WORK REQUIRED: Starting at the line that holds "Give me a plain-text", restate every line word for word up to and including the last one in the listing below, and omit all pictures.
+++ TASK INPUT +++
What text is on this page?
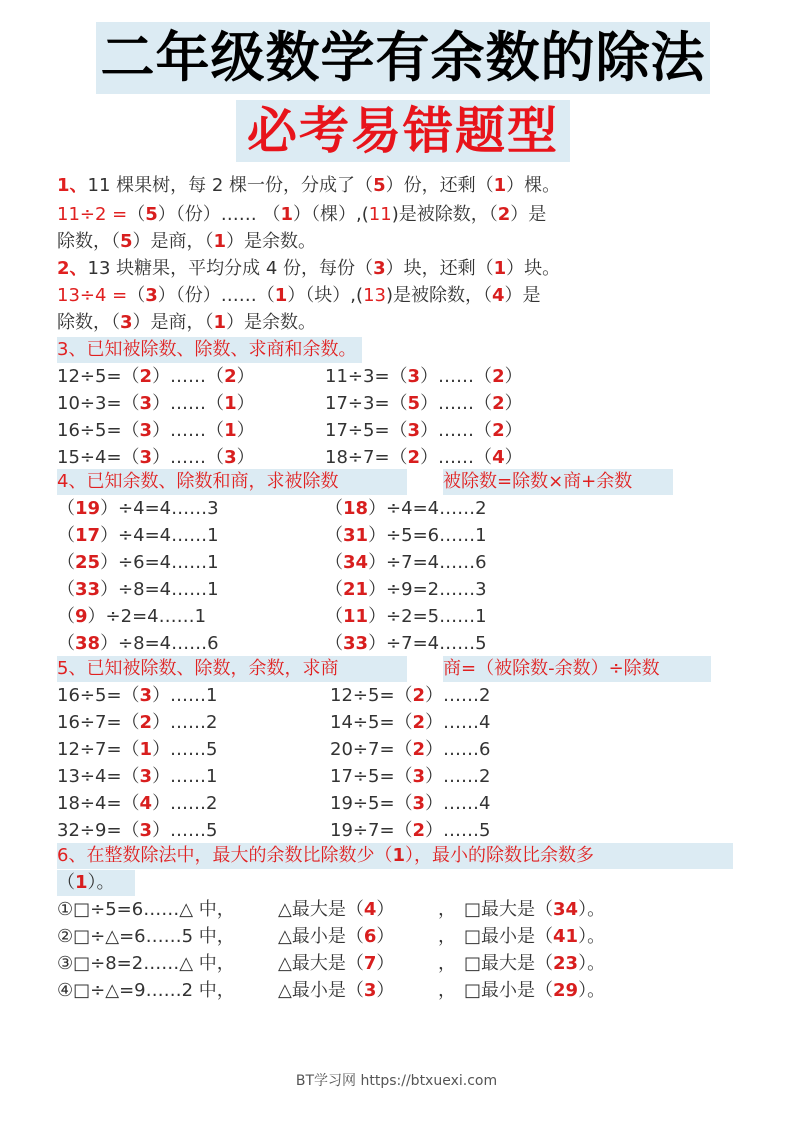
二年级数学有余数的除法
必考易错题型
1、11 棵果树，每 2 棵一份，分成了（5）份，还剩（1）棵。
11÷2 =（5）（份）…… （1）（棵）,(11)是被除数，（2）是
除数，（5）是商，（1）是余数。
2、13 块糖果，平均分成 4 份，每份（3）块，还剩（1）块。
13÷4 =（3）（份）……（1）（块）,(13)是被除数，（4）是
除数，（3）是商，（1）是余数。
3、已知被除数、除数、求商和余数。
12÷5=（2）……（2）
10÷3=（3）……（1）
16÷5=（3）……（1）
15÷4=（3）……（3）
11÷3=（3）……（2）
17÷3=（5）……（2）
17÷5=（3）……（2）
18÷7=（2）……（4）
4、已知余数、除数和商，求被除数	被除数=除数×商+余数
（19）÷4=4……3
（17）÷4=4……1
（25）÷6=4……1
（33）÷8=4……1
（9）÷2=4……1
（38）÷8=4……6
（18）÷4=4……2
（31）÷5=6……1
（34）÷7=4……6
（21）÷9=2……3
（11）÷2=5……1
（33）÷7=4……5
5、已知被除数、除数，余数，求商	商=（被除数-余数）÷除数
16÷5=（3）……1
16÷7=（2）……2
12÷7=（1）……5
13÷4=（3）……1
18÷4=（4）……2
32÷9=（3）……5
12÷5=（2）……2
14÷5=（2）……4
20÷7=（2）……6
17÷5=（3）……2
19÷5=（3）……4
19÷7=（2）……5
6、在整数除法中，最大的余数比除数少（1），最小的除数比余数多
（1）。
①□÷5=6……△ 中， △最大是（4） ， □最大是（34）。
②□÷△=6……5 中， △最小是（6） ， □最小是（41）。
③□÷8=2……△ 中， △最大是（7） ， □最大是（23）。
④□÷△=9……2 中， △最小是（3） ， □最小是（29）。
BT学习网 https://btxuexi.com
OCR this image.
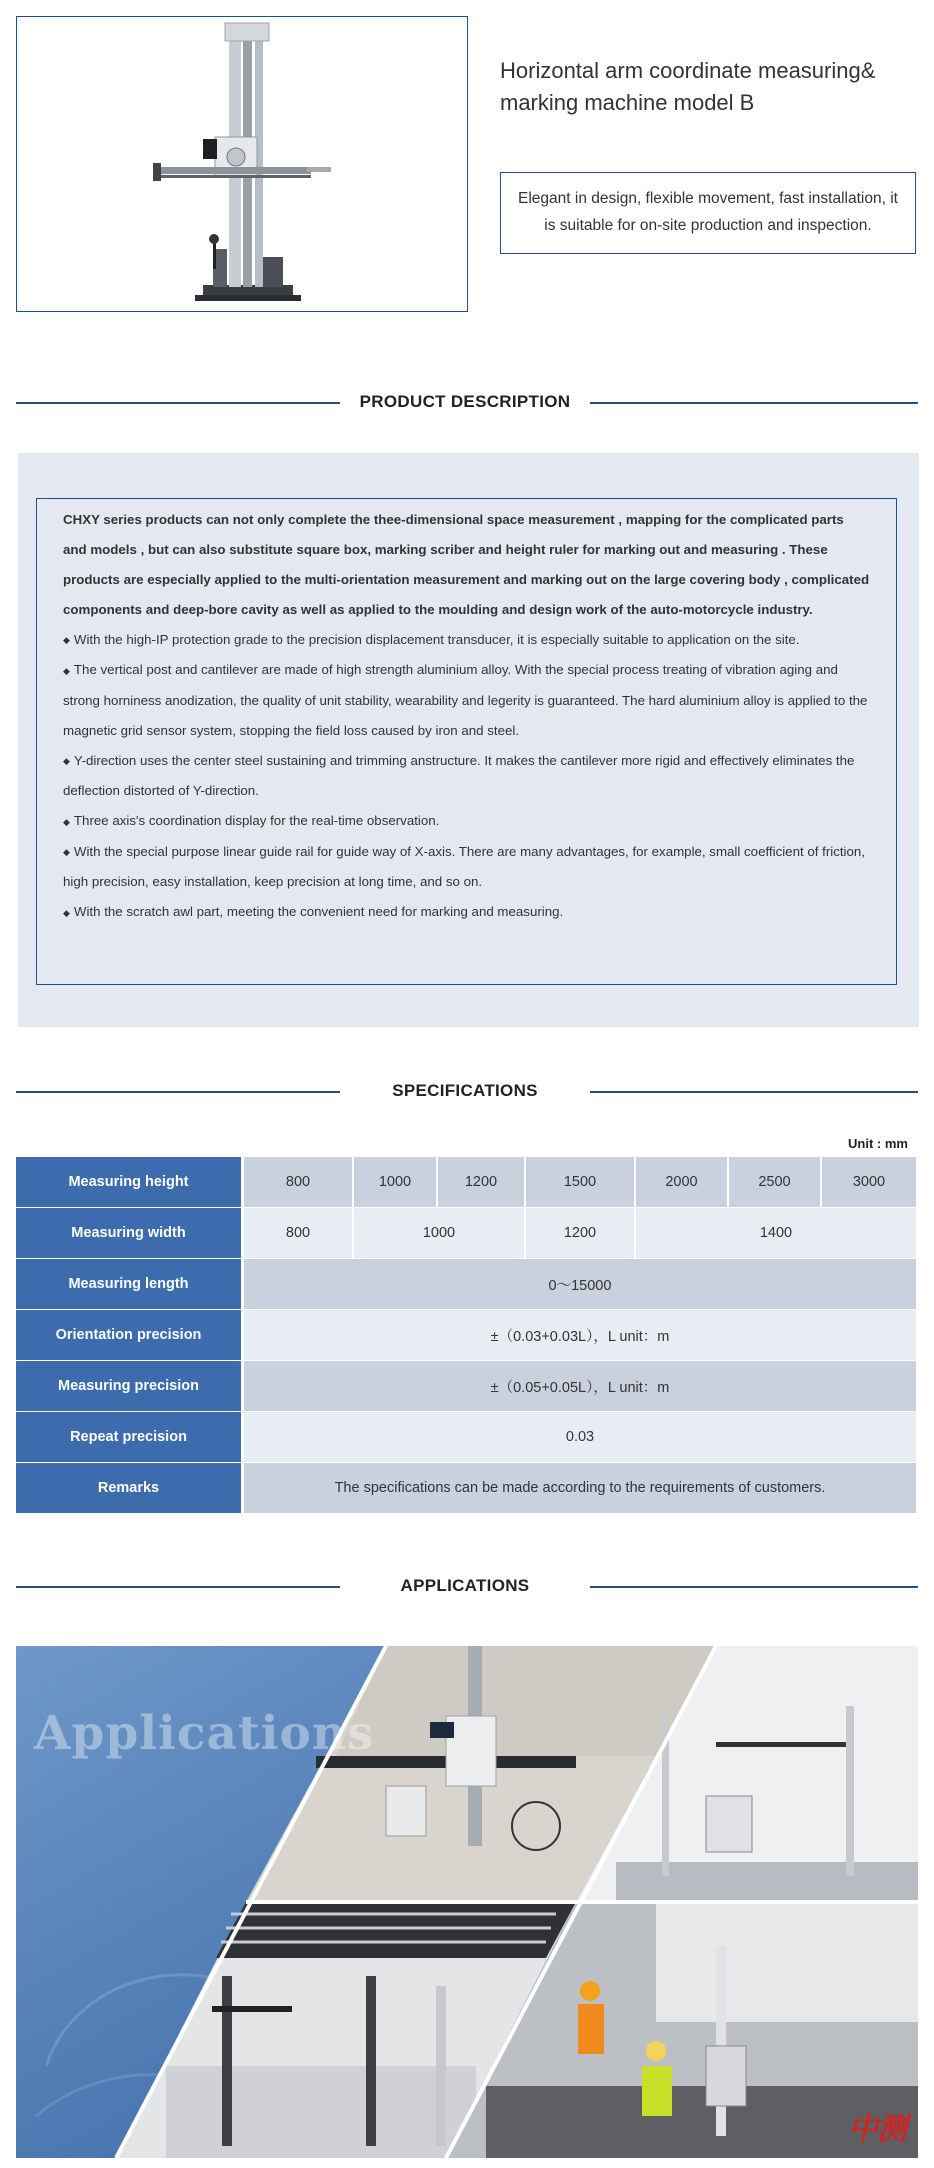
Horizontal arm coordinate measuring& marking machine model B
Elegant in design, flexible movement, fast installation, it is suitable for on-site production and inspection.
PRODUCT DESCRIPTION

CHXY series products can not only complete the thee-dimensional space measurement , mapping for the complicated parts and models , but can also substitute square box, marking scriber and height ruler for marking out and measuring . These products are especially applied to the multi-orientation measurement and marking out on the large covering body , complicated components and deep-bore cavity as well as applied to the moulding and design work of the auto-motorcycle industry.

◆ With the high-IP protection grade to the precision displacement transducer, it is especially suitable to application on the site.

◆ The vertical post and cantilever are made of high strength aluminium alloy. With the special process treating of vibration aging and strong horniness anodization, the quality of unit stability, wearability and legerity is guaranteed. The hard aluminium alloy is applied to the magnetic grid sensor system, stopping the field loss caused by iron and steel.

◆ Y-direction uses the center steel sustaining and trimming anstructure. It makes the cantilever more rigid and effectively eliminates the deflection distorted of Y-direction.

◆ Three axis's coordination display for the real-time observation.

◆ With the special purpose linear guide rail for guide way of X-axis. There are many advantages, for example, small coefficient of friction, high precision, easy installation, keep precision at long time, and so on.

◆ With the scratch awl part, meeting the convenient need for marking and measuring.

SPECIFICATIONS
Unit : mm
Measuring height	800	1000	1200	1500	2000	2500	3000
Measuring width	800	1000		1200	1400		
Measuring length	0～15000						
Orientation precision	±（0.03+0.03L），L unit：m						
Measuring precision	±（0.05+0.05L），L unit：m						
Repeat precision	0.03						
Remarks	The specifications can be made according to the requirements of customers.						
APPLICATIONS
Applications
中测
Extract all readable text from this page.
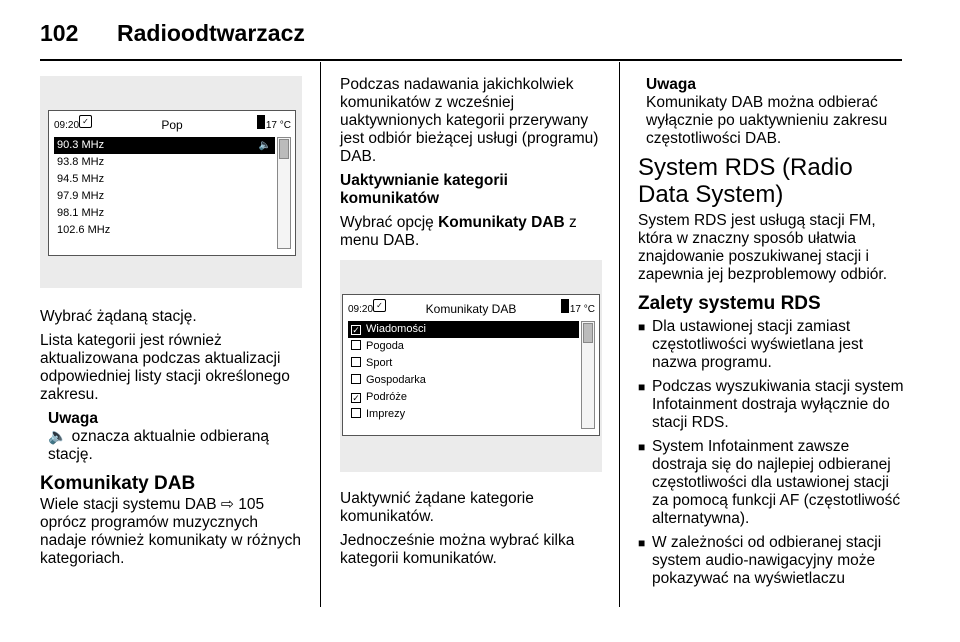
102 Radioodtwarzacz
09:20 ✓	Pop	17 °C
90.3 MHz	🔈
93.8 MHz
94.5 MHz
97.9 MHz
98.1 MHz
102.6 MHz

Wybrać żądaną stację.

Lista kategorii jest również aktualizowana podczas aktualizacji odpowiedniej listy stacji określonego zakresu.

Uwaga

🔈 oznacza aktualnie odbieraną stację.

Komunikaty DAB

Wiele stacji systemu DAB ⇨ 105 oprócz programów muzycznych nadaje również komunikaty w różnych kategoriach.

Podczas nadawania jakichkolwiek komunikatów z wcześniej uaktywnionych kategorii przerywany jest odbiór bieżącej usługi (programu) DAB.

Uaktywnianie kategorii komunikatów

Wybrać opcję Komunikaty DAB z menu DAB.

09:20 ✓	Komunikaty DAB	17 °C
✓ Wiadomości
Pogoda
Sport
Gospodarka
✓ Podróże
Imprezy

Uaktywnić żądane kategorie komunikatów.

Jednocześnie można wybrać kilka kategorii komunikatów.

Uwaga

Komunikaty DAB można odbierać wyłącznie po uaktywnieniu zakresu częstotliwości DAB.

System RDS (Radio Data System)

System RDS jest usługą stacji FM, która w znaczny sposób ułatwia znajdowanie poszukiwanej stacji i zapewnia jej bezproblemowy odbiór.

Zalety systemu RDS
■ Dla ustawionej stacji zamiast częstotliwości wyświetlana jest nazwa programu.
■ Podczas wyszukiwania stacji system Infotainment dostraja wyłącznie do stacji RDS.
■ System Infotainment zawsze dostraja się do najlepiej odbieranej częstotliwości dla ustawionej stacji za pomocą funkcji AF (częstotliwość alternatywna).
■ W zależności od odbieranej stacji system audio-nawigacyjny może pokazywać na wyświetlaczu
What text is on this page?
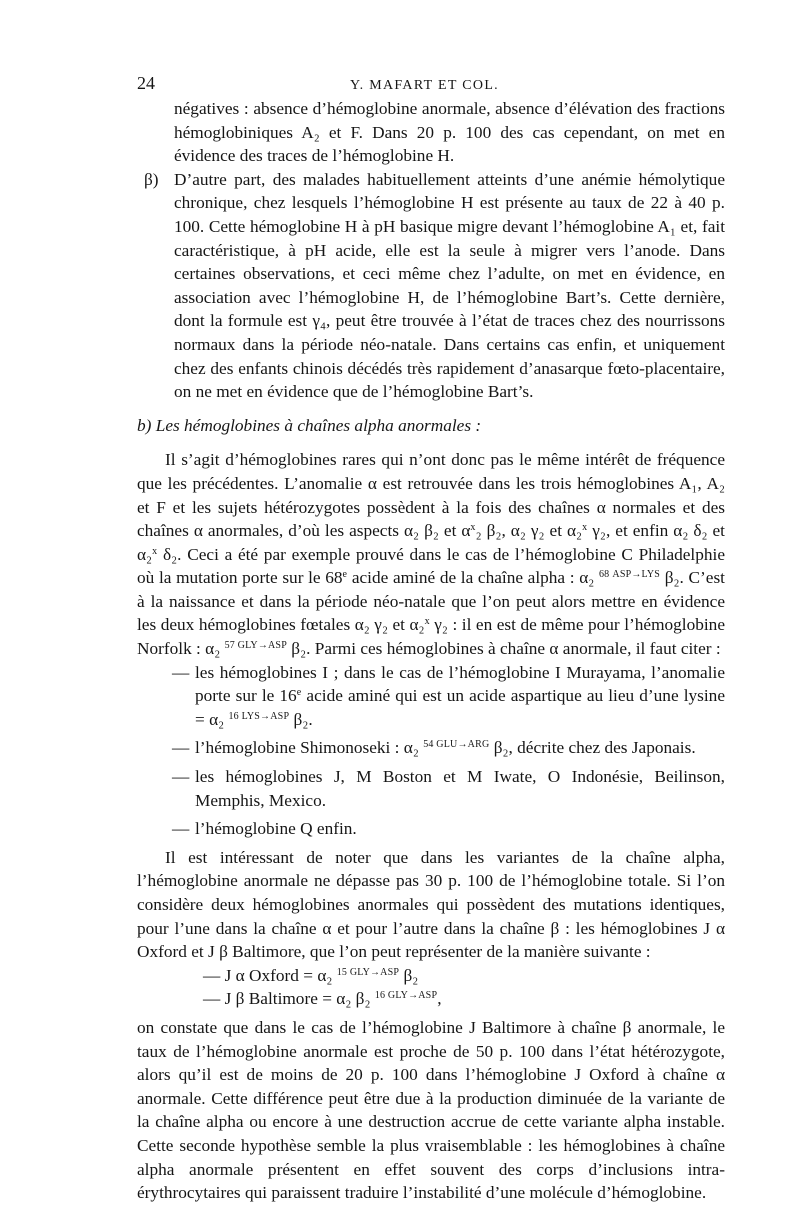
24	Y. MAFART ET COL.

négatives : absence d’hémoglobine anormale, absence d’élévation des fractions hémoglobiniques A₂ et F. Dans 20 p. 100 des cas cependant, on met en évidence des traces de l’hémoglobine H.

β) D’autre part, des malades habituellement atteints d’une anémie hémolytique chronique, chez lesquels l’hémoglobine H est présente au taux de 22 à 40 p. 100. Cette hémoglobine H à pH basique migre devant l’hémoglobine A₁ et, fait caractéristique, à pH acide, elle est la seule à migrer vers l’anode. Dans certaines observations, et ceci même chez l’adulte, on met en évidence, en association avec l’hémoglobine H, de l’hémoglobine Bart’s. Cette dernière, dont la formule est γ₄, peut être trouvée à l’état de traces chez des nourrissons normaux dans la période néo-natale. Dans certains cas enfin, et uniquement chez des enfants chinois décédés très rapidement d’anasarque fœto-placentaire, on ne met en évidence que de l’hémoglobine Bart’s.

b) Les hémoglobines à chaînes alpha anormales :

Il s’agit d’hémoglobines rares qui n’ont donc pas le même intérêt de fréquence que les précédentes. L’anomalie α est retrouvée dans les trois hémoglobines A₁, A₂ et F et les sujets hétérozygotes possèdent à la fois des chaînes α normales et des chaînes α anormales, d’où les aspects α₂ β₂ et $\alpha^x_2$ β₂, α₂ γ₂ et α₂$^x$ γ₂, et enfin α₂ δ₂ et α₂$^x$ δ₂. Ceci a été par exemple prouvé dans le cas de l’hémoglobine C Philadelphie où la mutation porte sur le 68e acide aminé de la chaîne alpha : α₂ $^{68 ASP\to LYS}$ β₂. C’est à la naissance et dans la période néo-natale que l’on peut alors mettre en évidence les deux hémoglobines fœtales α₂ γ₂ et α₂$^x$ γ₂ : il en est de même pour l’hémoglobine Norfolk : α₂ $^{57 GLY\to ASP}$ β₂. Parmi ces hémoglobines à chaîne α anormale, il faut citer :

— les hémoglobines I ; dans le cas de l’hémoglobine I Murayama, l’anomalie porte sur le 16e acide aminé qui est un acide aspartique au lieu d’une lysine = α₂ $^{16 LYS\to ASP}$ β₂.

— l’hémoglobine Shimonoseki : α₂ $^{54 GLU\to ARG}$ β₂, décrite chez des Japonais.

— les hémoglobines J, M Boston et M Iwate, O Indonésie, Beilinson, Memphis, Mexico.

— l’hémoglobine Q enfin.

Il est intéressant de noter que dans les variantes de la chaîne alpha, l’hémoglobine anormale ne dépasse pas 30 p. 100 de l’hémoglobine totale. Si l’on considère deux hémoglobines anormales qui possèdent des mutations identiques, pour l’une dans la chaîne α et pour l’autre dans la chaîne β : les hémoglobines J α Oxford et J β Baltimore, que l’on peut représenter de la manière suivante :

— J α Oxford = α₂ $^{15 GLY\to ASP}$ β₂
— J β Baltimore = α₂ β₂ $^{16 GLY\to ASP}$,

on constate que dans le cas de l’hémoglobine J Baltimore à chaîne β anormale, le taux de l’hémoglobine anormale est proche de 50 p. 100 dans l’état hétérozygote, alors qu’il est de moins de 20 p. 100 dans l’hémoglobine J Oxford à chaîne α anormale. Cette différence peut être due à la production diminuée de la variante de la chaîne alpha ou encore à une destruction accrue de cette variante alpha instable. Cette seconde hypothèse semble la plus vraisemblable : les hémoglobines à chaîne alpha anormale présentent en effet souvent des corps d’inclusions intra-érythrocytaires qui paraissent traduire l’instabilité d’une molécule d’hémoglobine.
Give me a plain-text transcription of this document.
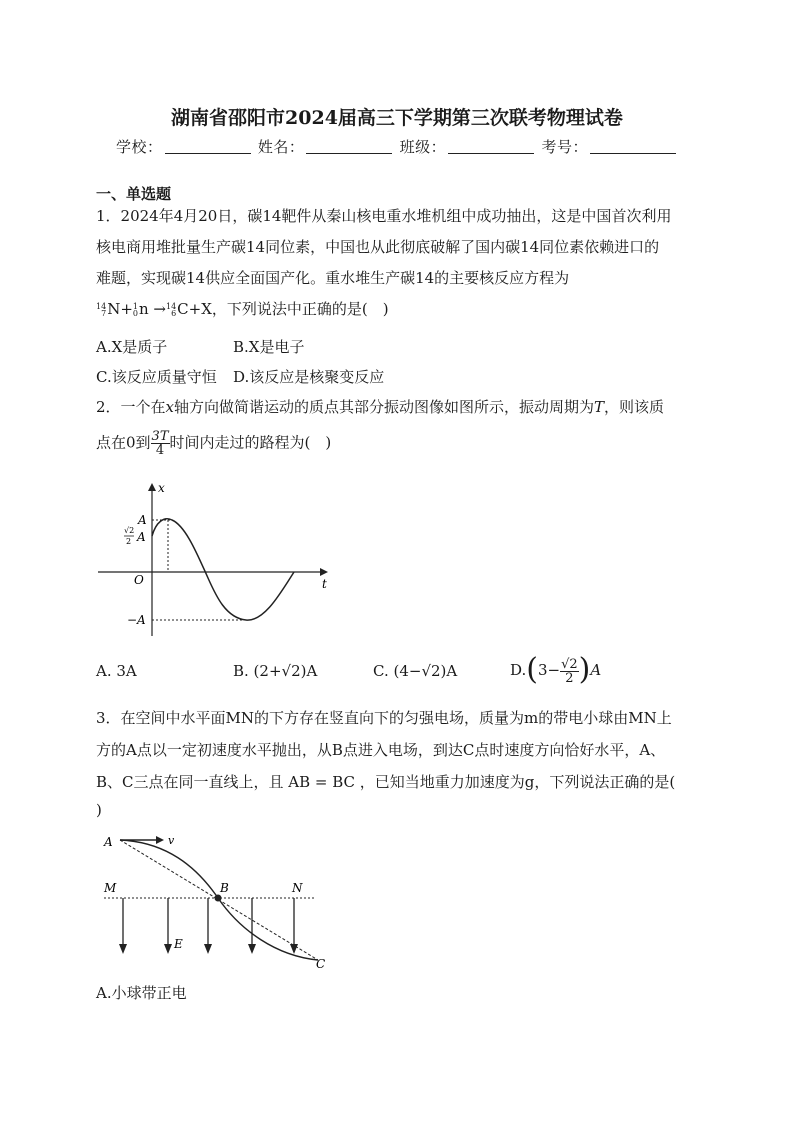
湖南省邵阳市2024届高三下学期第三次联考物理试卷
学校：	姓名：	班级：	考号：
一、单选题
1．2024年4月20日，碳14靶件从秦山核电重水堆机组中成功抽出，这是中国首次利用
核电商用堆批量生产碳14同位素，中国也从此彻底破解了国内碳14同位素依赖进口的
难题，实现碳14供应全面国产化。重水堆生产碳14的主要核反应方程为
14
7 N+ 1
0 n → 14
6 C+X，下列说法中正确的是(　)
A.X是质子	B.X是电子
C.该反应质量守恒 D.该反应是核聚变反应
2．一个在x轴方向做简谐运动的质点其部分振动图像如图所示，振动周期为T，则该质
点在0到 $\frac{3T}{4}$ 时间内走过的路程为(　)
x
t
O
A
−A
√2
2 A
A. 3A	B. (2+√2)A	C. (4−√2)A	$D.(3- \frac{√2}{2} )A$
3．在空间中水平面MN的下方存在竖直向下的匀强电场，质量为m的带电小球由MN上
方的A点以一定初速度水平抛出，从B点进入电场，到达C点时速度方向恰好水平，A、
B、C三点在同一直线上，且 AB = BC ，已知当地重力加速度为g，下列说法正确的是(
)
A	v
M	B	N
E
C
A.小球带正电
+++
RESPONSE:
Give me a plain-text transcription of this document.
湖南省邵阳市2024届高三下学期第三次联考物理试卷
学校：	姓名：	班级：	考号：
一、单选题
1．2024年4月20日，碳14靶件从秦山核电重水堆机组中成功抽出，这是中国首次利用
核电商用堆批量生产碳14同位素，中国也从此彻底破解了国内碳14同位素依赖进口的
难题，实现碳14供应全面国产化。重水堆生产碳14的主要核反应方程为
14
7 N+ 1
0 n → 14
6 C+X，下列说法中正确的是(　)
A.X是质子	B.X是电子
C.该反应质量守恒 D.该反应是核聚变反应
2．一个在x轴方向做简谐运动的质点其部分振动图像如图所示，振动周期为T，则该质
点在0到 $\frac{3T}{4}$ 时间内走过的路程为(　)
x
t
O
A
−A
√2
2 A
A. 3A	B. (2+√2)A	C. (4−√2)A	$D.(3- \frac{√2}{2} )A$
3．在空间中水平面MN的下方存在竖直向下的匀强电场，质量为m的带电小球由MN上
方的A点以一定初速度水平抛出，从B点进入电场，到达C点时速度方向恰好水平，A、
B、C三点在同一直线上，且 AB = BC ，已知当地重力加速度为g，下列说法正确的是(
)
A	v
M	B	N
E
C
A.小球带正电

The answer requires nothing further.